> [EXERCISE GOAL]: Wherever the string "right" appears, copy the whole line.

> [GIVEN DATA]:
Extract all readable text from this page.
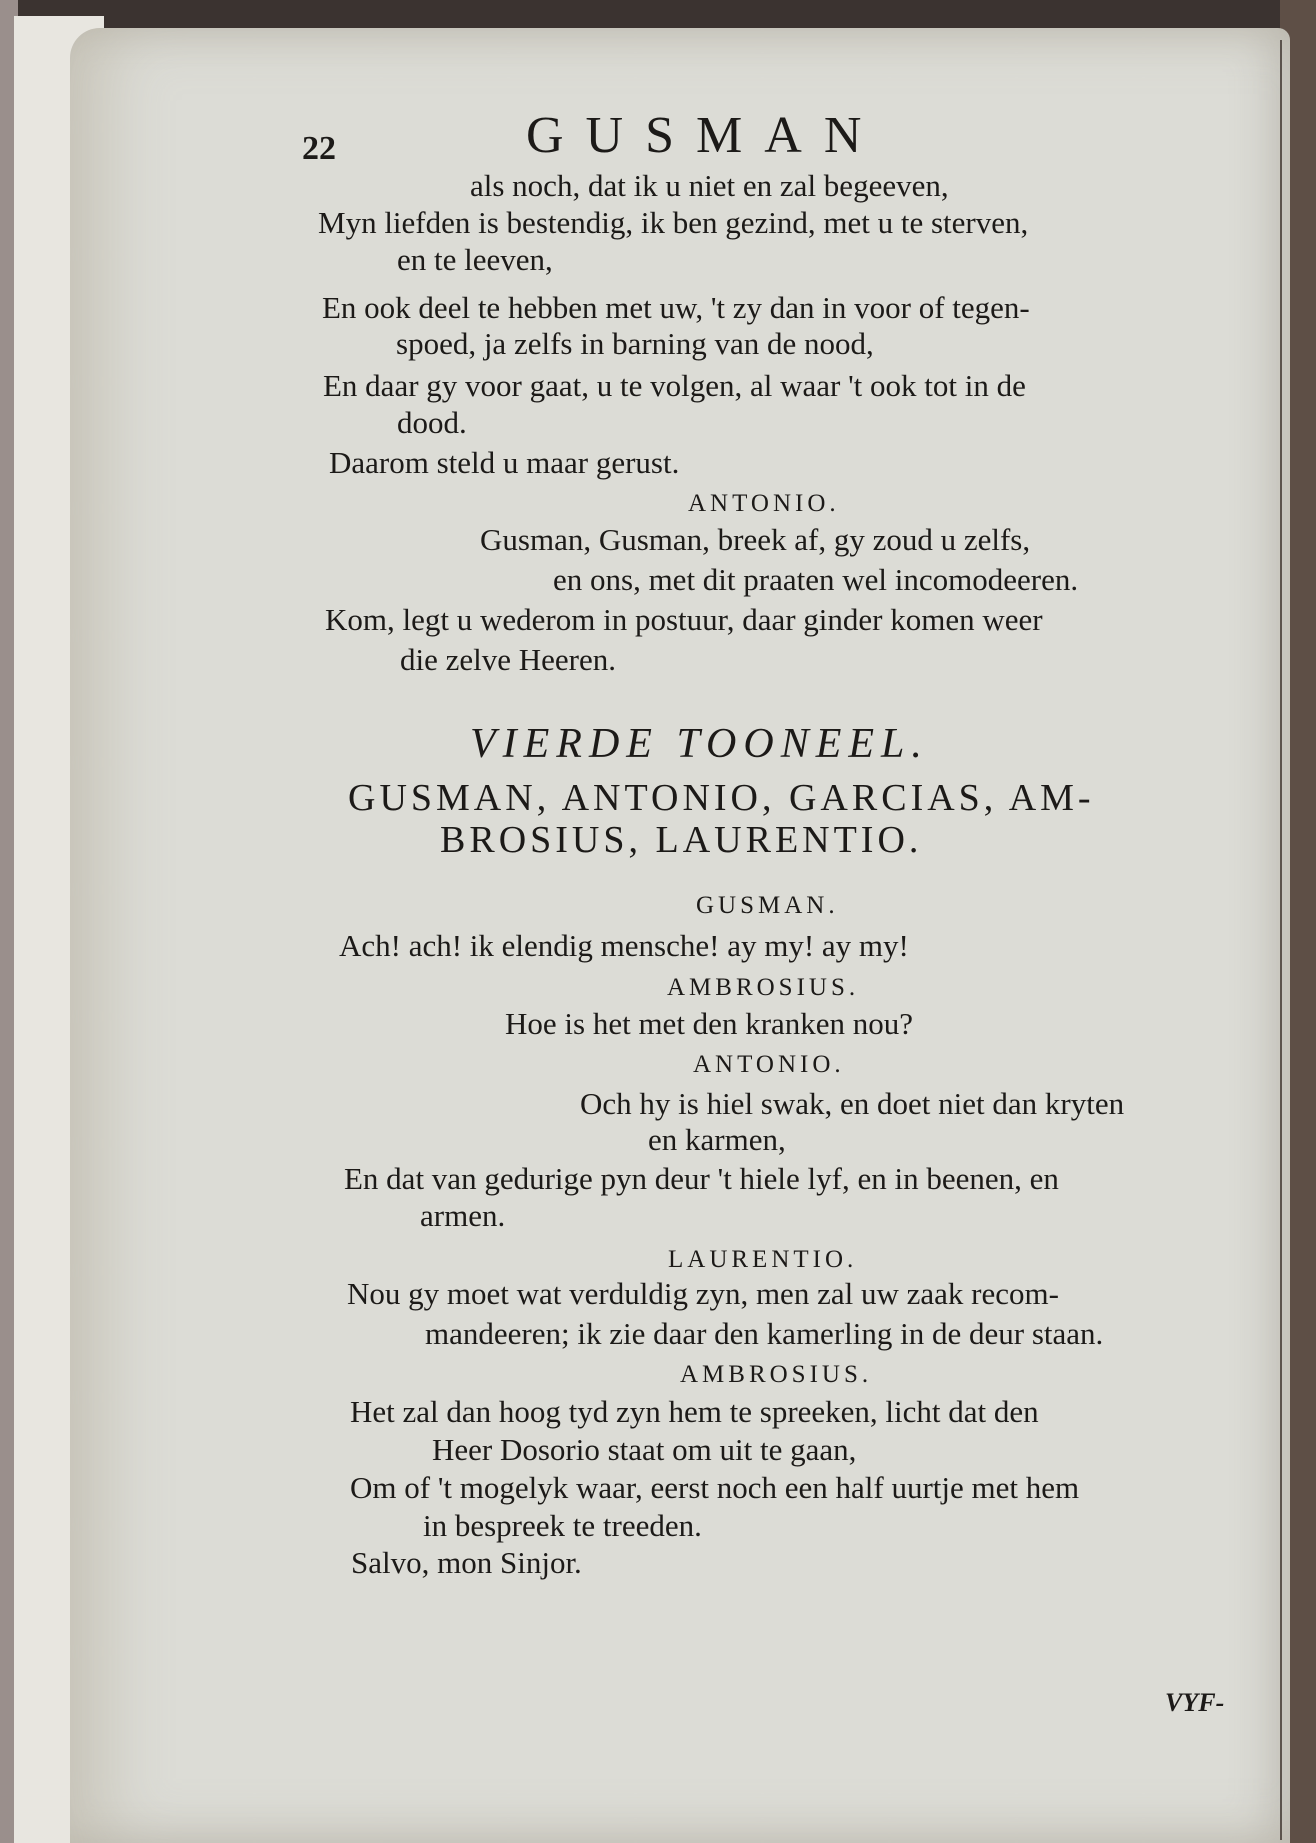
22	GUSMAN
als noch, dat ik u niet en zal begeeven,
Myn liefden is bestendig, ik ben gezind, met u te sterven,
en te leeven,
En ook deel te hebben met uw, 't zy dan in voor of tegen-
spoed, ja zelfs in barning van de nood,
En daar gy voor gaat, u te volgen, al waar 't ook tot in de
dood.
Daarom steld u maar gerust.
ANTONIO.
Gusman, Gusman, breek af, gy zoud u zelfs,
en ons, met dit praaten wel incomodeeren.
Kom, legt u wederom in postuur, daar ginder komen weer
die zelve Heeren.
VIERDE TOONEEL.
GUSMAN, ANTONIO, GARCIAS, AM-
BROSIUS, LAURENTIO.
GUSMAN.
Ach! ach! ik elendig mensche! ay my! ay my!
AMBROSIUS.
Hoe is het met den kranken nou?
ANTONIO.
Och hy is hiel swak, en doet niet dan kryten
en karmen,
En dat van gedurige pyn deur 't hiele lyf, en in beenen, en
armen.
LAURENTIO.
Nou gy moet wat verduldig zyn, men zal uw zaak recom-
mandeeren; ik zie daar den kamerling in de deur staan.
AMBROSIUS.
Het zal dan hoog tyd zyn hem te spreeken, licht dat den
Heer Dosorio staat om uit te gaan,
Om of 't mogelyk waar, eerst noch een half uurtje met hem
in bespreek te treeden.
Salvo, mon Sinjor.
VYF-
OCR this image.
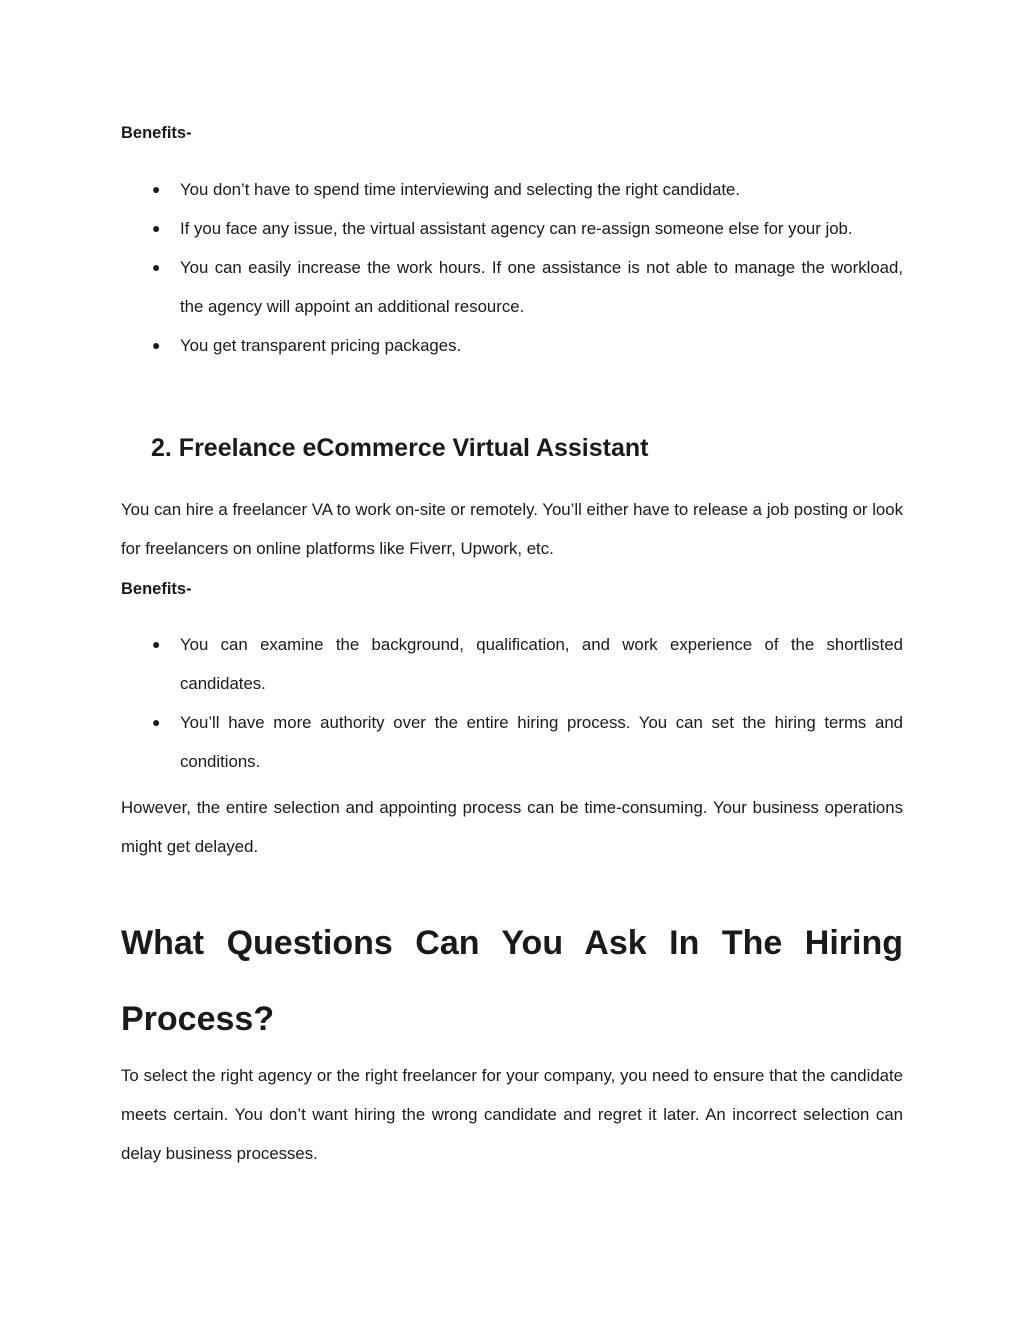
Benefits-

● You don’t have to spend time interviewing and selecting the right candidate.
● If you face any issue, the virtual assistant agency can re-assign someone else for your job.
● You can easily increase the work hours. If one assistance is not able to manage the workload, the agency will appoint an additional resource.
● You get transparent pricing packages.
2. Freelance eCommerce Virtual Assistant

You can hire a freelancer VA to work on-site or remotely. You’ll either have to release a job posting or look for freelancers on online platforms like Fiverr, Upwork, etc.

Benefits-

● You can examine the background, qualification, and work experience of the shortlisted candidates.
● You’ll have more authority over the entire hiring process. You can set the hiring terms and conditions.

However, the entire selection and appointing process can be time-consuming. Your business operations might get delayed.

What Questions Can You Ask In The Hiring Process?

To select the right agency or the right freelancer for your company, you need to ensure that the candidate meets certain. You don’t want hiring the wrong candidate and regret it later. An incorrect selection can delay business processes.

> [OUTPUT FOR THIS EXERCISE]:
● You don’t have to spend time interviewing and selecting the right candidate.
To select the right agency or the right freelancer for your company, you need to ensure that the candidate meets certain. You don’t want hiring the wrong candidate and regret it later. An incorrect selection can delay business processes.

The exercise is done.